____ EXERCISE MATERIALS

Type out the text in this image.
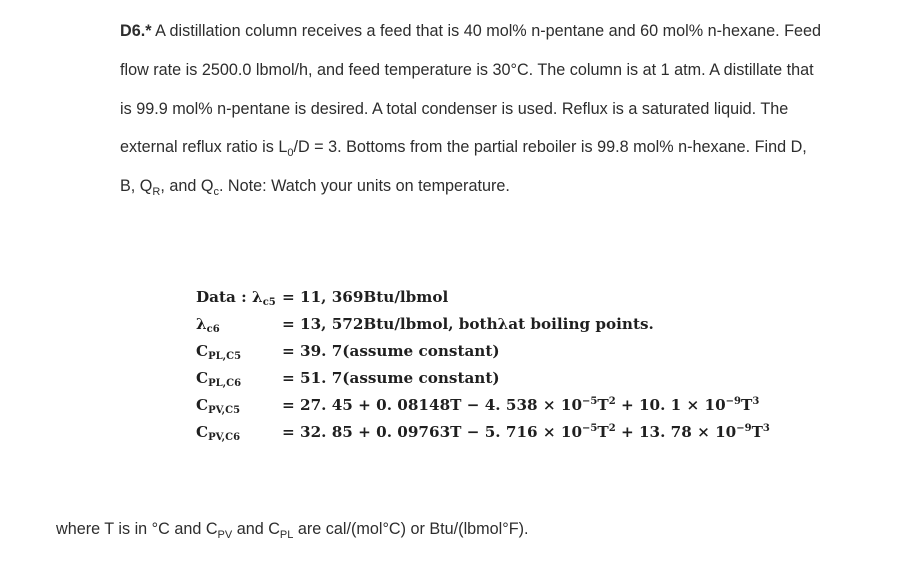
D6.* A distillation column receives a feed that is 40 mol% n-pentane and 60 mol% n-hexane. Feed
flow rate is 2500.0 lbmol/h, and feed temperature is 30°C. The column is at 1 atm. A distillate that
is 99.9 mol% n-pentane is desired. A total condenser is used. Reflux is a saturated liquid. The
external reflux ratio is $L_0/D = 3$. Bottoms from the partial reboiler is 99.8 mol% n-hexane. Find D,
B, $Q_R$, and $Q_c$. Note: Watch your units on temperature.
Data : λc5 = 11, 369Btu/lbmol
λc6	= 13, 572Btu/lbmol, bothλat boiling points.
CPL,C5	= 39. 7(assume constant)
CPL,C6	= 51. 7(assume constant)
CPV,C5	= 27. 45 + 0. 08148T − 4. $538 \times 10^{-5}T^2 + 10$. $1 \times 10^{-9}T^3$
CPV,C6	= 32. 85 + 0. 09763T − 5. $716 \times 10^{-5}T^2 + 13$. $78 \times 10^{-9}T^3$
where T is in °C and $C_{PV}$ and $C_{PL}$ are cal/(mol°C) or Btu/(lbmol°F).
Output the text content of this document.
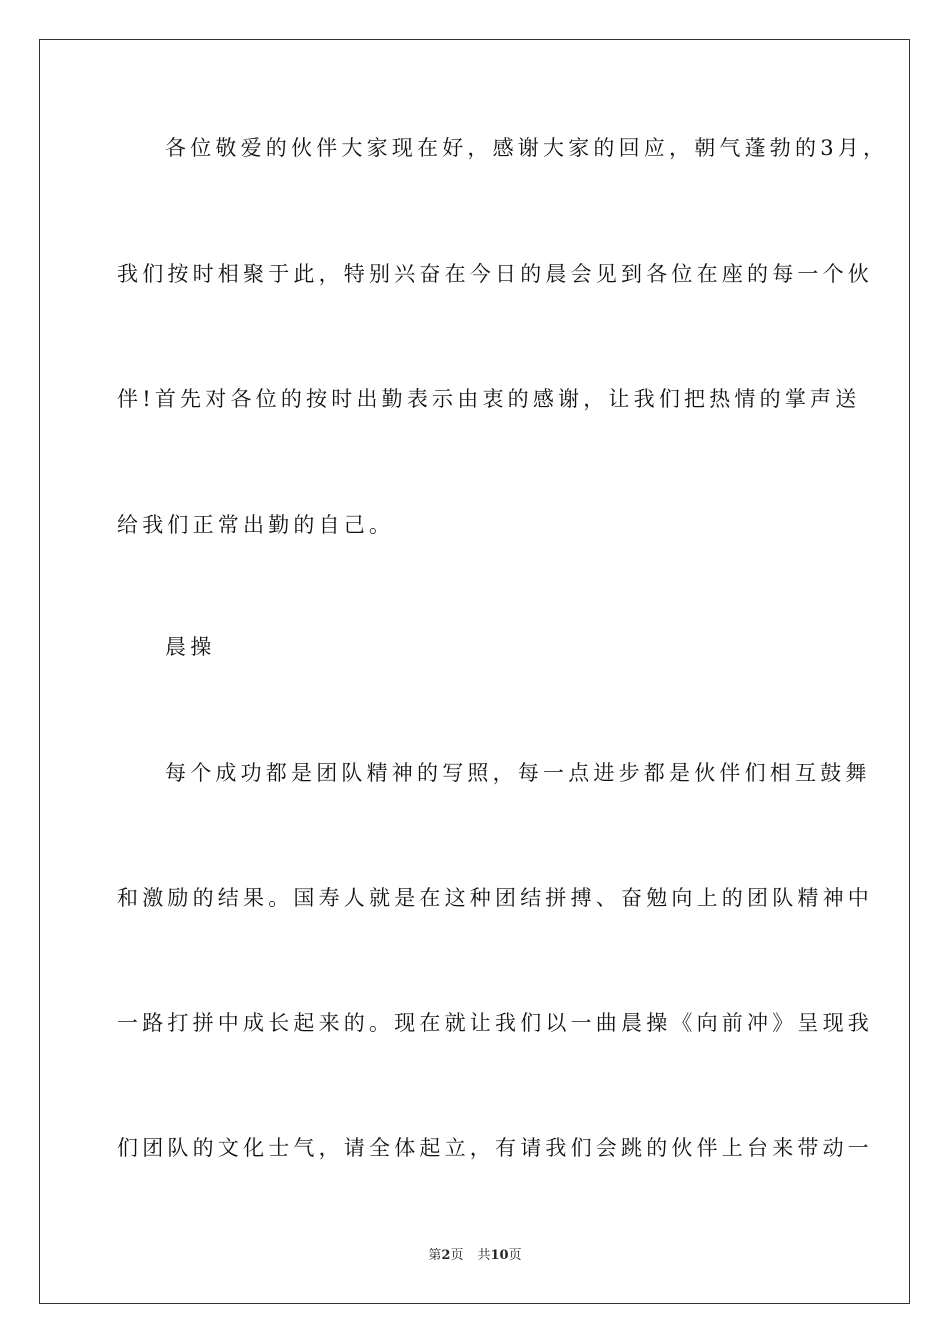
各位敬爱的伙伴大家现在好，感谢大家的回应，朝气蓬勃的3月，
我们按时相聚于此，特别兴奋在今日的晨会见到各位在座的每一个伙
伴!首先对各位的按时出勤表示由衷的感谢，让我们把热情的掌声送
给我们正常出勤的自己。
晨操
每个成功都是团队精神的写照，每一点进步都是伙伴们相互鼓舞
和激励的结果。国寿人就是在这种团结拼搏、奋勉向上的团队精神中
一路打拼中成长起来的。现在就让我们以一曲晨操《向前冲》呈现我
们团队的文化士气，请全体起立，有请我们会跳的伙伴上台来带动一
第2页 共10页
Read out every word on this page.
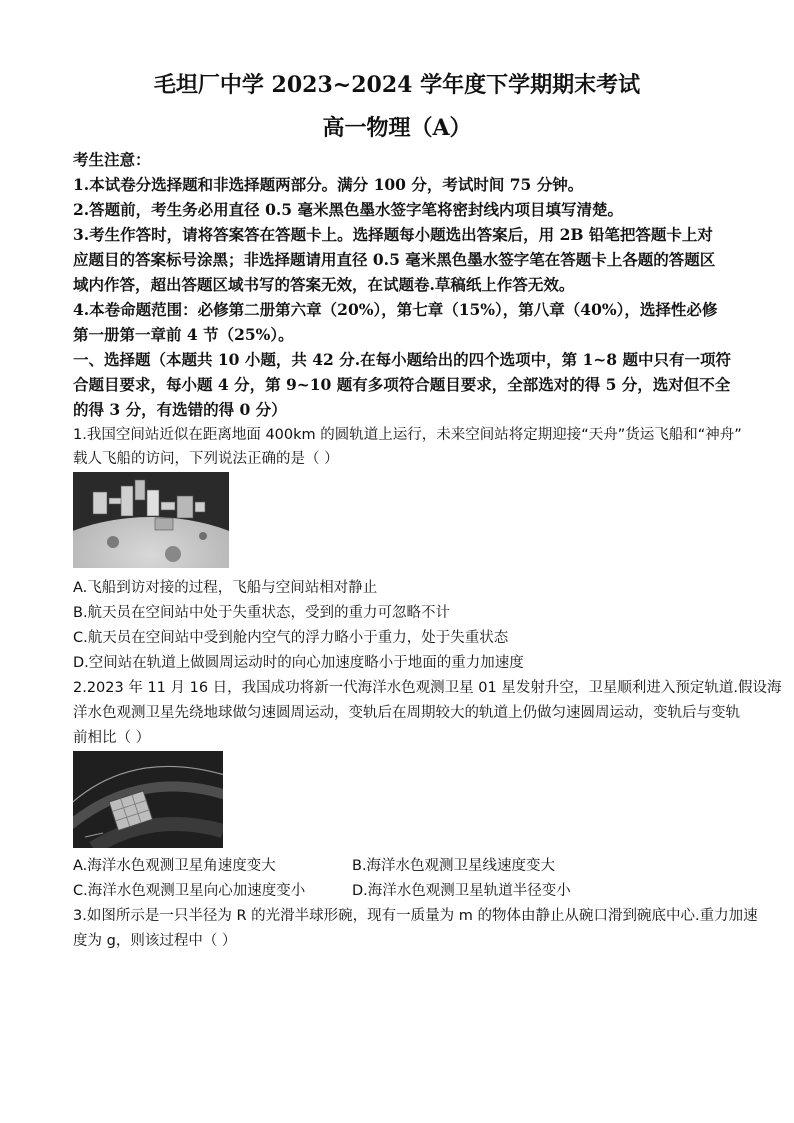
毛坦厂中学 2023~2024 学年度下学期期末考试
高一物理（A）
考生注意：
1.本试卷分选择题和非选择题两部分。满分 100 分，考试时间 75 分钟。
2.答题前，考生务必用直径 0.5 毫米黑色墨水签字笔将密封线内项目填写清楚。
3.考生作答时，请将答案答在答题卡上。选择题每小题选出答案后，用 2B 铅笔把答题卡上对
应题目的答案标号涂黑；非选择题请用直径 0.5 毫米黑色墨水签字笔在答题卡上各题的答题区
域内作答，超出答题区域书写的答案无效，在试题卷.草稿纸上作答无效。
4.本卷命题范围：必修第二册第六章（20%），第七章（15%），第八章（40%），选择性必修
第一册第一章前 4 节（25%）。
一、选择题（本题共 10 小题，共 42 分.在每小题给出的四个选项中，第 1~8 题中只有一项符
合题目要求，每小题 4 分，第 9~10 题有多项符合题目要求，全部选对的得 5 分，选对但不全
的得 3 分，有选错的得 0 分）
1.我国空间站近似在距离地面 400km 的圆轨道上运行，未来空间站将定期迎接“天舟”货运飞船和“神舟”
载人飞船的访问，下列说法正确的是（ ）
A.飞船到访对接的过程，飞船与空间站相对静止
B.航天员在空间站中处于失重状态，受到的重力可忽略不计
C.航天员在空间站中受到舱内空气的浮力略小于重力，处于失重状态
D.空间站在轨道上做圆周运动时的向心加速度略小于地面的重力加速度
2.2023 年 11 月 16 日，我国成功将新一代海洋水色观测卫星 01 星发射升空，卫星顺利进入预定轨道.假设海
洋水色观测卫星先绕地球做匀速圆周运动，变轨后在周期较大的轨道上仍做匀速圆周运动，变轨后与变轨
前相比（ ）
A.海洋水色观测卫星角速度变大	B.海洋水色观测卫星线速度变大
C.海洋水色观测卫星向心加速度变小	D.海洋水色观测卫星轨道半径变小
3.如图所示是一只半径为 R 的光滑半球形碗，现有一质量为 m 的物体由静止从碗口滑到碗底中心.重力加速
度为 g，则该过程中（ ）
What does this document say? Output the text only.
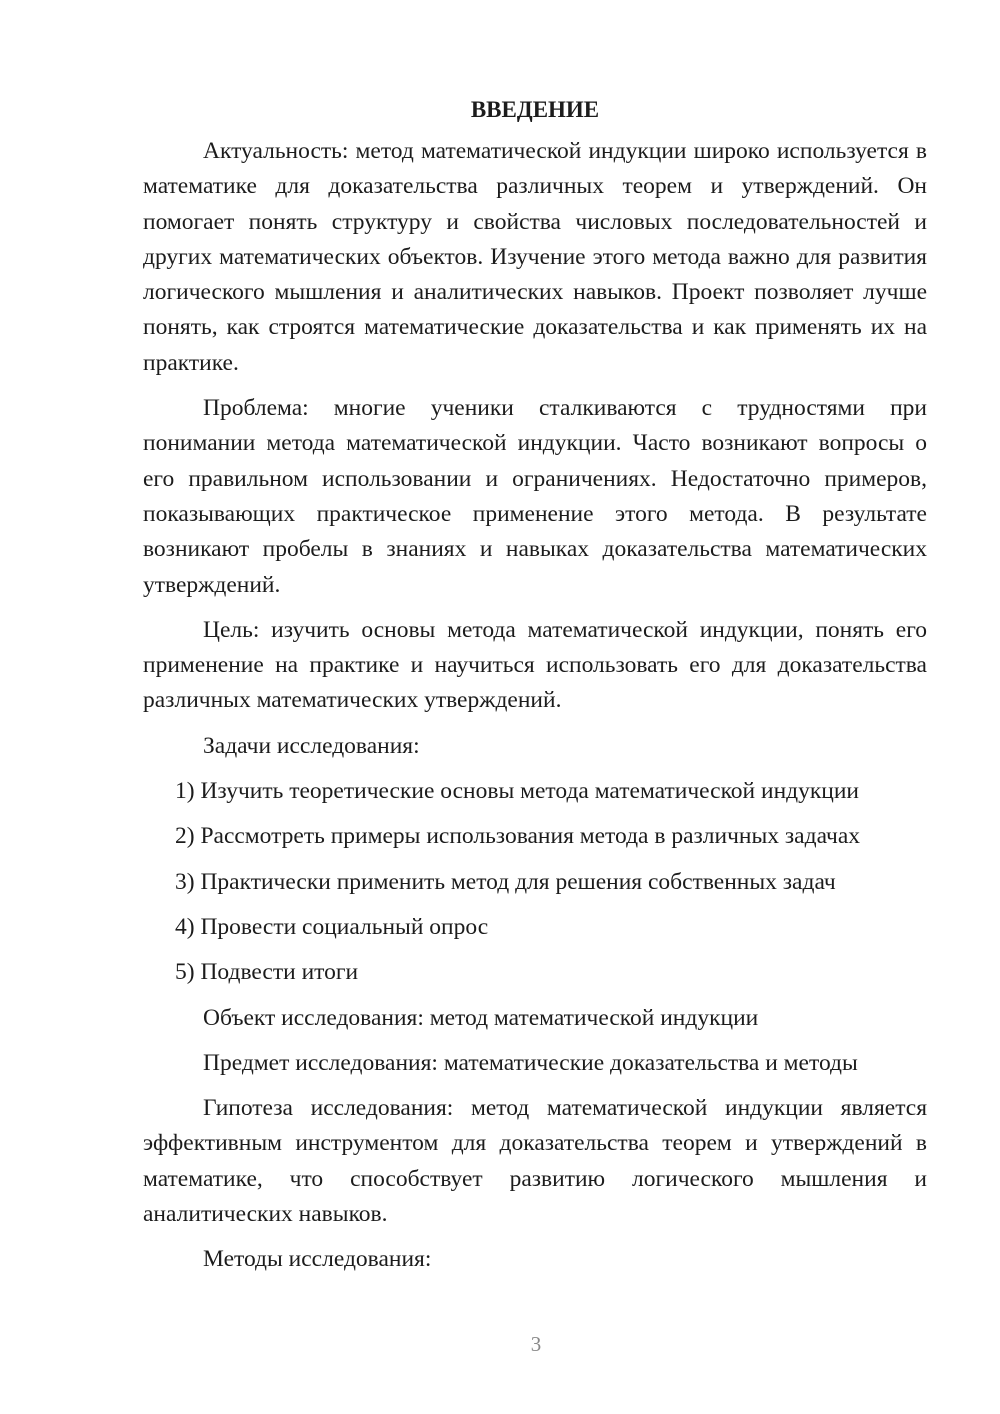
ВВЕДЕНИЕ

Актуальность: метод математической индукции широко используется в математике для доказательства различных теорем и утверждений. Он помогает понять структуру и свойства числовых последовательностей и других математических объектов. Изучение этого метода важно для развития логического мышления и аналитических навыков. Проект позволяет лучше понять, как строятся математические доказательства и как применять их на практике.

Проблема: многие ученики сталкиваются с трудностями при понимании метода математической индукции. Часто возникают вопросы о его правильном использовании и ограничениях. Недостаточно примеров, показывающих практическое применение этого метода. В результате возникают пробелы в знаниях и навыках доказательства математических утверждений.

Цель: изучить основы метода математической индукции, понять его применение на практике и научиться использовать его для доказательства различных математических утверждений.

Задачи исследования:

1) Изучить теоретические основы метода математической индукции

2) Рассмотреть примеры использования метода в различных задачах

3) Практически применить метод для решения собственных задач

4) Провести социальный опрос

5) Подвести итоги

Объект исследования: метод математической индукции

Предмет исследования: математические доказательства и методы

Гипотеза исследования: метод математической индукции является эффективным инструментом для доказательства теорем и утверждений в математике, что способствует развитию логического мышления и аналитических навыков.

Методы исследования:

3
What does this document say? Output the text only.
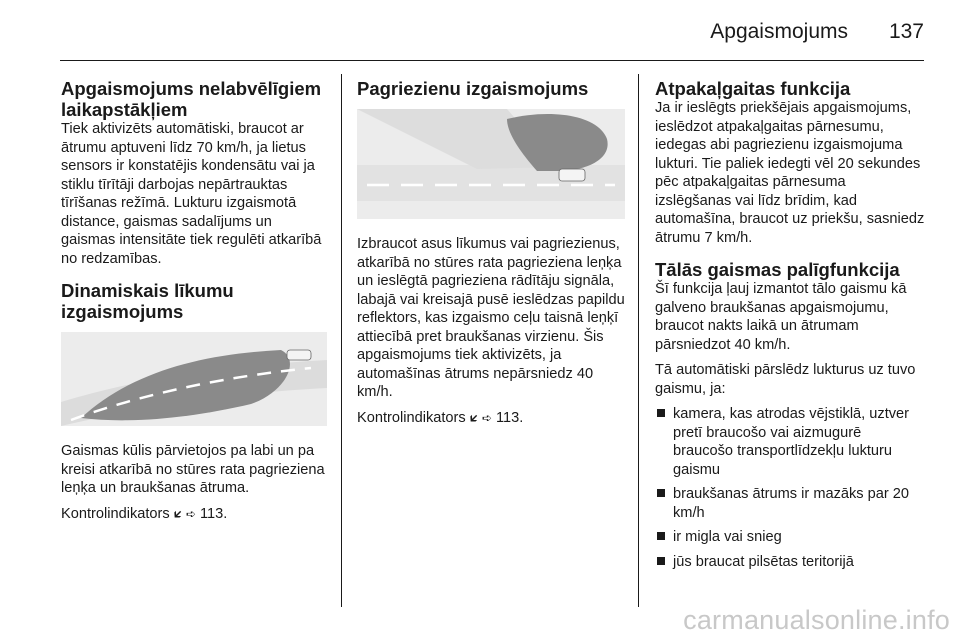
Apgaismojums 137
Apgaismojums nelabvēlīgiem laikapstākļiem

Tiek aktivizēts automātiski, braucot ar ātrumu aptuveni līdz 70 km/h, ja lietus sensors ir konstatējis kondensātu vai ja stiklu tīrītāji darbojas nepārtrauktas tīrīšanas režīmā. Lukturu izgaismotā distance, gaismas sadalījums un gaismas intensitāte tiek regulēti atkarībā no redzamības.

Dinamiskais līkumu izgaismojums

Gaismas kūlis pārvietojos pa labi un pa kreisi atkarībā no stūres rata pagrieziena leņķa un braukšanas ātruma.

Kontrolindikators 🡷 ➪ 113.

Pagriezienu izgaismojums

Izbraucot asus līkumus vai pagriezienus, atkarībā no stūres rata pagrieziena leņķa un ieslēgtā pagrieziena rādītāju signāla, labajā vai kreisajā pusē ieslēdzas papildu reflektors, kas izgaismo ceļu taisnā leņķī attiecībā pret braukšanas virzienu. Šis apgaismojums tiek aktivizēts, ja automašīnas ātrums nepārsniedz 40 km/h.

Kontrolindikators 🡷 ➪ 113.

Atpakaļgaitas funkcija

Ja ir ieslēgts priekšējais apgaismojums, ieslēdzot atpakaļgaitas pārnesumu, iedegas abi pagriezienu izgaismojuma lukturi. Tie paliek iedegti vēl 20 sekundes pēc atpakaļgaitas pārnesuma izslēgšanas vai līdz brīdim, kad automašīna, braucot uz priekšu, sasniedz ātrumu 7 km/h.

Tālās gaismas palīgfunkcija

Šī funkcija ļauj izmantot tālo gaismu kā galveno braukšanas apgaismojumu, braucot nakts laikā un ātrumam pārsniedzot 40 km/h.

Tā automātiski pārslēdz lukturus uz tuvo gaismu, ja:

kamera, kas atrodas vējstiklā, uztver pretī braucošo vai aizmugurē braucošo transportlīdzekļu lukturu gaismu
braukšanas ātrums ir mazāks par 20 km/h
ir migla vai snieg
jūs braucat pilsētas teritorijā
carmanualsonline.info
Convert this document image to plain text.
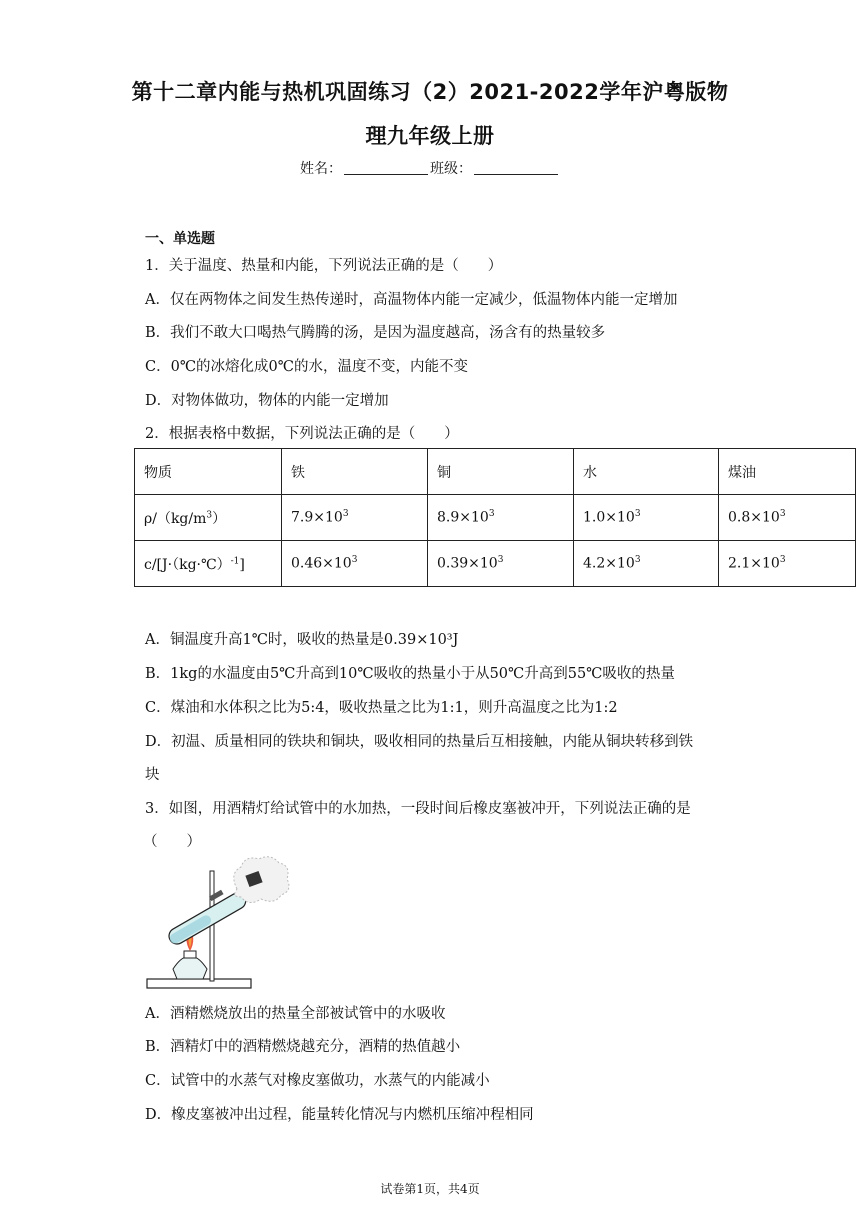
第十二章内能与热机巩固练习（2）2021-2022学年沪粤版物
理九年级上册
姓名：	班级：
一、单选题
1．关于温度、热量和内能，下列说法正确的是（　　）
A．仅在两物体之间发生热传递时，高温物体内能一定减少，低温物体内能一定增加
B．我们不敢大口喝热气腾腾的汤，是因为温度越高，汤含有的热量较多
C．0℃的冰熔化成0℃的水，温度不变，内能不变
D．对物体做功，物体的内能一定增加
2．根据表格中数据，下列说法正确的是（　　）
物质	铁	铜	水	煤油
$\rho/(kg/m^3)$	$7.9\times 10^3$	$8.9\times 10^3$	$1.0\times 10^3$	$0.8\times 10^3$
c/[J·（kg·℃）$^{-1}$]	$0.46\times 10^3$	$0.39\times 10^3$	$4.2\times 10^3$	$2.1\times 10^3$
A．铜温度升高1℃时，吸收的热量是0.39×10³J
B．1kg的水温度由5℃升高到10℃吸收的热量小于从50℃升高到55℃吸收的热量
C．煤油和水体积之比为5:4，吸收热量之比为1:1，则升高温度之比为1:2
D．初温、质量相同的铁块和铜块，吸收相同的热量后互相接触，内能从铜块转移到铁
块
3．如图，用酒精灯给试管中的水加热，一段时间后橡皮塞被冲开，下列说法正确的是
（　　）
A．酒精燃烧放出的热量全部被试管中的水吸收
B．酒精灯中的酒精燃烧越充分，酒精的热值越小
C．试管中的水蒸气对橡皮塞做功，水蒸气的内能减小
D．橡皮塞被冲出过程，能量转化情况与内燃机压缩冲程相同
试卷第1页，共4页
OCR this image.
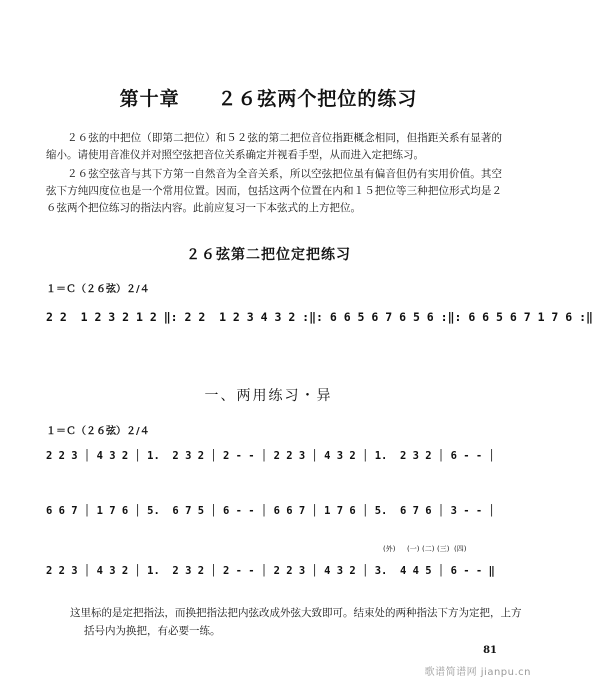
第十章 ２６弦两个把位的练习

２６弦的中把位（即第二把位）和５２弦的第二把位音位指距概念相同，但指距关系有显著的缩小。请使用音准仪并对照空弦把音位关系确定并视看手型，从而进入定把练习。

２６弦空弦音与其下方第一自然音为全音关系，所以空弦把位虽有偏音但仍有实用价值。其空弦下方纯四度位也是一个常用位置。因而，包括这两个位置在内和１５把位等三种把位形式均是２６弦两个把位练习的指法内容。此前应复习一下本弦式的上方把位。

２６弦第二把位定把练习
１＝Ｃ（２６弦）２/４
2 2  1 2 3 2 1 2 ‖: 2 2  1 2 3 4 3 2 :‖: 6 6 5 6 7 6 5 6 :‖: 6 6 5 6 7 1 7 6 :‖
一、两用练习・异
１＝Ｃ（２６弦）２/４
2 2 3 │ 4 3 2 │ 1.  2 3 2 │ 2 - - │ 2 2 3 │ 4 3 2 │ 1.  2 3 2 │ 6 - - │
6 6 7 │ 1 7 6 │ 5.  6 7 5 │ 6 - - │ 6 6 7 │ 1 7 6 │ 5.  6 7 6 │ 3 - - │
(外) (一) (二) (三) (四)
2 2 3 │ 4 3 2 │ 1.  2 3 2 │ 2 - - │ 2 2 3 │ 4 3 2 │ 3.  4 4 5 │ 6 - - ‖

这里标的是定把指法，而换把指法把内弦改成外弦大致即可。结束处的两种指法下方为定把，上方括号内为换把，有必要一练。

81
歌谱简谱网 jianpu.cn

________

STATED EXERCISE: Output an exact copy of the lines from the one with "OCR this image." through the closing line of the records, inclusive, without any images.

RESULT OF THIS EXERCISE:
OCR this image.
第十章 ２６弦两个把位的练习

２６弦的中把位（即第二把位）和５２弦的第二把位音位指距概念相同，但指距关系有显著的缩小。请使用音准仪并对照空弦把音位关系确定并视看手型，从而进入定把练习。

２６弦空弦音与其下方第一自然音为全音关系，所以空弦把位虽有偏音但仍有实用价值。其空弦下方纯四度位也是一个常用位置。因而，包括这两个位置在内和１５把位等三种把位形式均是２６弦两个把位练习的指法内容。此前应复习一下本弦式的上方把位。

２６弦第二把位定把练习
１＝Ｃ（２６弦）２/４
2 2  1 2 3 2 1 2 ‖: 2 2  1 2 3 4 3 2 :‖: 6 6 5 6 7 6 5 6 :‖: 6 6 5 6 7 1 7 6 :‖
一、两用练习・异
１＝Ｃ（２６弦）２/４
2 2 3 │ 4 3 2 │ 1.  2 3 2 │ 2 - - │ 2 2 3 │ 4 3 2 │ 1.  2 3 2 │ 6 - - │
6 6 7 │ 1 7 6 │ 5.  6 7 5 │ 6 - - │ 6 6 7 │ 1 7 6 │ 5.  6 7 6 │ 3 - - │
(外) (一) (二) (三) (四)
2 2 3 │ 4 3 2 │ 1.  2 3 2 │ 2 - - │ 2 2 3 │ 4 3 2 │ 3.  4 4 5 │ 6 - - ‖

这里标的是定把指法，而换把指法把内弦改成外弦大致即可。结束处的两种指法下方为定把，上方括号内为换把，有必要一练。

81
歌谱简谱网 jianpu.cn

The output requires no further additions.